SET PROBLEM
Retype the listing that follows, word for word.

DATASET

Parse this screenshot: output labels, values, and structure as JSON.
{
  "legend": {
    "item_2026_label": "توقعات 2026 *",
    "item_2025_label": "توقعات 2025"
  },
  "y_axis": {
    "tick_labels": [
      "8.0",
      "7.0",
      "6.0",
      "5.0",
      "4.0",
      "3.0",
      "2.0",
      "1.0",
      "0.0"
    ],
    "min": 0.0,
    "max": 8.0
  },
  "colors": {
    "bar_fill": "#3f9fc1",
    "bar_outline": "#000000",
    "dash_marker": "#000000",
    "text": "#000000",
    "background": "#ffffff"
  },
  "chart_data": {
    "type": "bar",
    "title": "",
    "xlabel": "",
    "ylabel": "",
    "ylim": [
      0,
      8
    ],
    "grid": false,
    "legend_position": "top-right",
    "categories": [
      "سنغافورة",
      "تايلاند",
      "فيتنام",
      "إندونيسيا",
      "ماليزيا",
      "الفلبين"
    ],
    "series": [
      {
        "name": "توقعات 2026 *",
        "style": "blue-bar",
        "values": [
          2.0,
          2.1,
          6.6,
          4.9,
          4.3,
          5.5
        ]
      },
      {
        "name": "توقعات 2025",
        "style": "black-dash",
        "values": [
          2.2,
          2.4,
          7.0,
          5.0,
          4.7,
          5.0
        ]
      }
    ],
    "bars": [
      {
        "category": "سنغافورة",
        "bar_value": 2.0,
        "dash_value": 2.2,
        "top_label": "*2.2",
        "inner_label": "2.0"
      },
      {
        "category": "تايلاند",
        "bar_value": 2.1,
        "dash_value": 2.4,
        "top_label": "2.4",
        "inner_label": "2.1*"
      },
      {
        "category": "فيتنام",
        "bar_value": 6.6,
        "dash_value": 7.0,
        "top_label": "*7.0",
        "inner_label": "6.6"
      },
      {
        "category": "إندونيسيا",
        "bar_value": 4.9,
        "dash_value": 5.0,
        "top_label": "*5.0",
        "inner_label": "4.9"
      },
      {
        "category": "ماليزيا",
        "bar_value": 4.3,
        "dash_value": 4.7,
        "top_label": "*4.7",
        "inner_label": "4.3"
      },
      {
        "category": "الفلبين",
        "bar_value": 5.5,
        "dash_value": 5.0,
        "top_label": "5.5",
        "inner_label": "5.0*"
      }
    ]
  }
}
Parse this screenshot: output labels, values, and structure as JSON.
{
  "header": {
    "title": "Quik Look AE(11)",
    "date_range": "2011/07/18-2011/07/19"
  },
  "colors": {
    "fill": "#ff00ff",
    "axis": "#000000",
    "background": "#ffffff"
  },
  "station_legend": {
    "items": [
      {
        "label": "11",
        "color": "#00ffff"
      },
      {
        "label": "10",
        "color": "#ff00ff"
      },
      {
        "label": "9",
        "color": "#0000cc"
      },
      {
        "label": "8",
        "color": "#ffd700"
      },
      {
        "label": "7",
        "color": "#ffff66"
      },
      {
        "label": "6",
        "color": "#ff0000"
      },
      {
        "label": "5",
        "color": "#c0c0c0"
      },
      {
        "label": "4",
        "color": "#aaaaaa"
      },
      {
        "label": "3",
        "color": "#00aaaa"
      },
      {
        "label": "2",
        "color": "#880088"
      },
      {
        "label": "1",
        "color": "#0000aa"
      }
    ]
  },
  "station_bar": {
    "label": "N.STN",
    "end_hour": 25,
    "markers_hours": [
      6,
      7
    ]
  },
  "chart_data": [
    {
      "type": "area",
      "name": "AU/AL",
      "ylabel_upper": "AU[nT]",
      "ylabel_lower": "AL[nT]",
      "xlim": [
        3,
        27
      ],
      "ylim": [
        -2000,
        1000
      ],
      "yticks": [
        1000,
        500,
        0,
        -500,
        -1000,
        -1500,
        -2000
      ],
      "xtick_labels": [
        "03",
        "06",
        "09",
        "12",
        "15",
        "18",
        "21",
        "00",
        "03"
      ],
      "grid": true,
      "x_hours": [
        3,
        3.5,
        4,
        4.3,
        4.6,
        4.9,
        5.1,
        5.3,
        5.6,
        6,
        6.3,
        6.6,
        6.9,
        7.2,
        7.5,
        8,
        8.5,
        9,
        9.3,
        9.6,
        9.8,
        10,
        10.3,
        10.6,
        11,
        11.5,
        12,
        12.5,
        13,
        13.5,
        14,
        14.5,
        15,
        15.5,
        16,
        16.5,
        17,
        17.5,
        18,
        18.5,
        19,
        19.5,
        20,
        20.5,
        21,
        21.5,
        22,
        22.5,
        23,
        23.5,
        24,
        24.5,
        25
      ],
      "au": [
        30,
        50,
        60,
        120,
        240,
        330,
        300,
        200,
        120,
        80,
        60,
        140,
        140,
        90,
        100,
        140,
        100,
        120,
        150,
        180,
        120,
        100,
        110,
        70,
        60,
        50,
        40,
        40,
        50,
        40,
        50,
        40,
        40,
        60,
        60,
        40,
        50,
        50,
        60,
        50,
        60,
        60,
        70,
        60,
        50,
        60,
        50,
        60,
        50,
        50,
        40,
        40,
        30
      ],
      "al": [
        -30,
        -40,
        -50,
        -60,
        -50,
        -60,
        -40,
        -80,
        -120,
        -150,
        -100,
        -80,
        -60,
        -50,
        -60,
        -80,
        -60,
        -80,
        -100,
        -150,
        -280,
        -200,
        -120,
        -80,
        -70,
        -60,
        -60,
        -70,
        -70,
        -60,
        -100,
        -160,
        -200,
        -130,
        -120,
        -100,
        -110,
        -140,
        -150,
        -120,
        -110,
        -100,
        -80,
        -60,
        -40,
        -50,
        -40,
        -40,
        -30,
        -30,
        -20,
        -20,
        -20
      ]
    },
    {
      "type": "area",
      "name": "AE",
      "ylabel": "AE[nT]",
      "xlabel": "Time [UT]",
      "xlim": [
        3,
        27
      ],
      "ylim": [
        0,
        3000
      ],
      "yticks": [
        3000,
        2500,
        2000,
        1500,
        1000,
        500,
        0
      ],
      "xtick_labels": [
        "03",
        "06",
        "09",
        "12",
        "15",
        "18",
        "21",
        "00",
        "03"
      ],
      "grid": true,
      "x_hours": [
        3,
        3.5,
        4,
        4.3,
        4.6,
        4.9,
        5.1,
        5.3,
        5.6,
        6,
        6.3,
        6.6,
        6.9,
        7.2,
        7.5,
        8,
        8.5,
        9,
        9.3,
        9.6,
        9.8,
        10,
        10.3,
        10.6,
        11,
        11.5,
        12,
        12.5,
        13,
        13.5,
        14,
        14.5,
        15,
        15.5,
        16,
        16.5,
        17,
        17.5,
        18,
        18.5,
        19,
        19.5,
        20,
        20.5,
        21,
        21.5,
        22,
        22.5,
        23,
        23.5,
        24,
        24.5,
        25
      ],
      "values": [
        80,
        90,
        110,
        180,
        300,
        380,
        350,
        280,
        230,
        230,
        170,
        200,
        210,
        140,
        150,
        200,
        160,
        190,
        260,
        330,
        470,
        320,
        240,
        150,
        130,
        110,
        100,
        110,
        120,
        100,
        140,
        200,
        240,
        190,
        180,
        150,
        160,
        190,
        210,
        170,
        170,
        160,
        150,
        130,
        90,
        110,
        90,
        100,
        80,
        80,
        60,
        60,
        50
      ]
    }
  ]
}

WRITTEN SOLUTION
Parse this screenshot: output labels, values, and structure as JSON.
{
  "legend": {
    "item_2026_label": "توقعات 2026 *",
    "item_2025_label": "توقعات 2025"
  },
  "y_axis": {
    "tick_labels": [
      "8.0",
      "7.0",
      "6.0",
      "5.0",
      "4.0",
      "3.0",
      "2.0",
      "1.0",
      "0.0"
    ],
    "min": 0.0,
    "max": 8.0
  },
  "colors": {
    "bar_fill": "#3f9fc1",
    "bar_outline": "#000000",
    "dash_marker": "#000000",
    "text": "#000000",
    "background": "#ffffff"
  },
  "chart_data": {
    "type": "bar",
    "title": "",
    "xlabel": "",
    "ylabel": "",
    "ylim": [
      0,
      8
    ],
    "grid": false,
    "legend_position": "top-right",
    "categories": [
      "سنغافورة",
      "تايلاند",
      "فيتنام",
      "إندونيسيا",
      "ماليزيا",
      "الفلبين"
    ],
    "series": [
      {
        "name": "توقعات 2026 *",
        "style": "blue-bar",
        "values": [
          2.0,
          2.1,
          6.6,
          4.9,
          4.3,
          5.5
        ]
      },
      {
        "name": "توقعات 2025",
        "style": "black-dash",
        "values": [
          2.2,
          2.4,
          7.0,
          5.0,
          4.7,
          5.0
        ]
      }
    ],
    "bars": [
      {
        "category": "سنغافورة",
        "bar_value": 2.0,
        "dash_value": 2.2,
        "top_label": "*2.2",
        "inner_label": "2.0"
      },
      {
        "category": "تايلاند",
        "bar_value": 2.1,
        "dash_value": 2.4,
        "top_label": "2.4",
        "inner_label": "2.1*"
      },
      {
        "category": "فيتنام",
        "bar_value": 6.6,
        "dash_value": 7.0,
        "top_label": "*7.0",
        "inner_label": "6.6"
      },
      {
        "category": "إندونيسيا",
        "bar_value": 4.9,
        "dash_value": 5.0,
        "top_label": "*5.0",
        "inner_label": "4.9"
      },
      {
        "category": "ماليزيا",
        "bar_value": 4.3,
        "dash_value": 4.7,
        "top_label": "*4.7",
        "inner_label": "4.3"
      },
      {
        "category": "الفلبين",
        "bar_value": 5.5,
        "dash_value": 5.0,
        "top_label": "5.5",
        "inner_label": "5.0*"
      }
    ]
  }
}
Parse this screenshot: output labels, values, and structure as JSON.
{
  "header": {
    "title": "Quik Look AE(11)",
    "date_range": "2011/07/18-2011/07/19"
  },
  "colors": {
    "fill": "#ff00ff",
    "axis": "#000000",
    "background": "#ffffff"
  },
  "station_legend": {
    "items": [
      {
        "label": "11",
        "color": "#00ffff"
      },
      {
        "label": "10",
        "color": "#ff00ff"
      },
      {
        "label": "9",
        "color": "#0000cc"
      },
      {
        "label": "8",
        "color": "#ffd700"
      },
      {
        "label": "7",
        "color": "#ffff66"
      },
      {
        "label": "6",
        "color": "#ff0000"
      },
      {
        "label": "5",
        "color": "#c0c0c0"
      },
      {
        "label": "4",
        "color": "#aaaaaa"
      },
      {
        "label": "3",
        "color": "#00aaaa"
      },
      {
        "label": "2",
        "color": "#880088"
      },
      {
        "label": "1",
        "color": "#0000aa"
      }
    ]
  },
  "station_bar": {
    "label": "N.STN",
    "end_hour": 25,
    "markers_hours": [
      6,
      7
    ]
  },
  "chart_data": [
    {
      "type": "area",
      "name": "AU/AL",
      "ylabel_upper": "AU[nT]",
      "ylabel_lower": "AL[nT]",
      "xlim": [
        3,
        27
      ],
      "ylim": [
        -2000,
        1000
      ],
      "yticks": [
        1000,
        500,
        0,
        -500,
        -1000,
        -1500,
        -2000
      ],
      "xtick_labels": [
        "03",
        "06",
        "09",
        "12",
        "15",
        "18",
        "21",
        "00",
        "03"
      ],
      "grid": true,
      "x_hours": [
        3,
        3.5,
        4,
        4.3,
        4.6,
        4.9,
        5.1,
        5.3,
        5.6,
        6,
        6.3,
        6.6,
        6.9,
        7.2,
        7.5,
        8,
        8.5,
        9,
        9.3,
        9.6,
        9.8,
        10,
        10.3,
        10.6,
        11,
        11.5,
        12,
        12.5,
        13,
        13.5,
        14,
        14.5,
        15,
        15.5,
        16,
        16.5,
        17,
        17.5,
        18,
        18.5,
        19,
        19.5,
        20,
        20.5,
        21,
        21.5,
        22,
        22.5,
        23,
        23.5,
        24,
        24.5,
        25
      ],
      "au": [
        30,
        50,
        60,
        120,
        240,
        330,
        300,
        200,
        120,
        80,
        60,
        140,
        140,
        90,
        100,
        140,
        100,
        120,
        150,
        180,
        120,
        100,
        110,
        70,
        60,
        50,
        40,
        40,
        50,
        40,
        50,
        40,
        40,
        60,
        60,
        40,
        50,
        50,
        60,
        50,
        60,
        60,
        70,
        60,
        50,
        60,
        50,
        60,
        50,
        50,
        40,
        40,
        30
      ],
      "al": [
        -30,
        -40,
        -50,
        -60,
        -50,
        -60,
        -40,
        -80,
        -120,
        -150,
        -100,
        -80,
        -60,
        -50,
        -60,
        -80,
        -60,
        -80,
        -100,
        -150,
        -280,
        -200,
        -120,
        -80,
        -70,
        -60,
        -60,
        -70,
        -70,
        -60,
        -100,
        -160,
        -200,
        -130,
        -120,
        -100,
        -110,
        -140,
        -150,
        -120,
        -110,
        -100,
        -80,
        -60,
        -40,
        -50,
        -40,
        -40,
        -30,
        -30,
        -20,
        -20,
        -20
      ]
    },
    {
      "type": "area",
      "name": "AE",
      "ylabel": "AE[nT]",
      "xlabel": "Time [UT]",
      "xlim": [
        3,
        27
      ],
      "ylim": [
        0,
        3000
      ],
      "yticks": [
        3000,
        2500,
        2000,
        1500,
        1000,
        500,
        0
      ],
      "xtick_labels": [
        "03",
        "06",
        "09",
        "12",
        "15",
        "18",
        "21",
        "00",
        "03"
      ],
      "grid": true,
      "x_hours": [
        3,
        3.5,
        4,
        4.3,
        4.6,
        4.9,
        5.1,
        5.3,
        5.6,
        6,
        6.3,
        6.6,
        6.9,
        7.2,
        7.5,
        8,
        8.5,
        9,
        9.3,
        9.6,
        9.8,
        10,
        10.3,
        10.6,
        11,
        11.5,
        12,
        12.5,
        13,
        13.5,
        14,
        14.5,
        15,
        15.5,
        16,
        16.5,
        17,
        17.5,
        18,
        18.5,
        19,
        19.5,
        20,
        20.5,
        21,
        21.5,
        22,
        22.5,
        23,
        23.5,
        24,
        24.5,
        25
      ],
      "values": [
        80,
        90,
        110,
        180,
        300,
        380,
        350,
        280,
        230,
        230,
        170,
        200,
        210,
        140,
        150,
        200,
        160,
        190,
        260,
        330,
        470,
        320,
        240,
        150,
        130,
        110,
        100,
        110,
        120,
        100,
        140,
        200,
        240,
        190,
        180,
        150,
        160,
        190,
        210,
        170,
        170,
        160,
        150,
        130,
        90,
        110,
        90,
        100,
        80,
        80,
        60,
        60,
        50
      ]
    }
  ]
}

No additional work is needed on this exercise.